Start of EXCERPTED PASSAGE
6. API Gateway - Unified Interface (Port 3000)

Unified AI Processing

curl -X POST http://localhost:3000/api/v1/ai/process \
  -H "Content-Type: application/json" \
  -d '{
    "type": "rag_query",
    "input": {
      "query": "How do I implement a neural network?",
      "collection": "programming_knowledge",
      "top_k": 5,
      "include_metadata": true
    },
    "options": {
      "model": "llama3.1"
    }
  }'

Response:

{
  "type": "rag_query",
  "result": {
    "answer": "To implement a neural network, you need to define the network architecture, initialize weights, implement forward and backward propagation, and train using gradient descent...",
    "sources": [
      {
        "content": "Neural networks consist of layers of interconnected nodes...",
        "score": 0.95,
        "metadata": {"source": "tutorial", "topic": "neural_networks"}
      }
    ],
    "model": "llama3.1",
    "processing_time": 234.5
  },
  "processing_time": 245.6,
  "metadata": {
    "service_endpoint": "http://localhost:3002",
    "timestamp": "2024-01-15T10:30:00.000Z"
  }
}

Multi-Modal Processing

curl -X POST http://localhost:3000/api/v1/ai/process \
  -H "Content-Type: application/json" \
  -d '{
    "type": "multimodal",
    "input": {
      "sources": [
        {
          "type": "youtube",
          "video_id": "dQw4w9WgXcQ"
        },
        {
          "type": "web",
          "url": "https://example.com/article"
        },
        {
          "type": "document",
          "content": "Additional context about the topic..."
        }
      ],
      "analysis_type": "comprehensive"
End of EXCERPTED PASSAGE
Start of RECORDED DATA
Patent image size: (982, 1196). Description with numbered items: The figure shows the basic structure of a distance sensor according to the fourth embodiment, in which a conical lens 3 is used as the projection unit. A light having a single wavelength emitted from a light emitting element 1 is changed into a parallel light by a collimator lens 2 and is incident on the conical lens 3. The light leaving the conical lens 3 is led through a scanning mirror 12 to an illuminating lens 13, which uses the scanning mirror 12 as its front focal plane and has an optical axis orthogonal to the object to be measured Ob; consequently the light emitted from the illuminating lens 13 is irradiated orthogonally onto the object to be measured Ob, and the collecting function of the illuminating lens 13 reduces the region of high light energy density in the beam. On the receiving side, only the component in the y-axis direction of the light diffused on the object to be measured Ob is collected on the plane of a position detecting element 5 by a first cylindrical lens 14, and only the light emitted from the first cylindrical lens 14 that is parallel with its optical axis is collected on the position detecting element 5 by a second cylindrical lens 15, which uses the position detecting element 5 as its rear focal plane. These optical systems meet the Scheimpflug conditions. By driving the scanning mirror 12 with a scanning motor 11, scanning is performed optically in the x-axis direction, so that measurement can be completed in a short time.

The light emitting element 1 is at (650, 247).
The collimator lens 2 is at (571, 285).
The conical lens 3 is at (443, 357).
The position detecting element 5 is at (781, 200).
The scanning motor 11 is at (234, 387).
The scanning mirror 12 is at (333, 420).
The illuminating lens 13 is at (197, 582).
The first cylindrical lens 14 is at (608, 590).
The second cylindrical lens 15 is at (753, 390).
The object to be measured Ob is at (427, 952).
End of RECORDED DATA
> **WHAT TO DO**:
1. Translate this sentence from the API gateway page into Spanish: "How do I implement a neural network?"
2. Based on the API gateway page, mark each statement yes or no, and quote the words that decide it: (a) The gateway listens on port 3000. (b) The RAG query example asks for the top 10 results. (c) The RAG query example sets the model to llama3.1.
3. On the API gateway page, what score does the source in the example response have?

> **SOLUTIONS FOR EACH TASK**:
1. ¿Cómo implemento una red neuronal?

2.
(a) Yes: "API Gateway - Unified Interface (Port 3000)"
(b) No: "top_k": 5
(c) Yes: "model": "llama3.1"

3. 0.95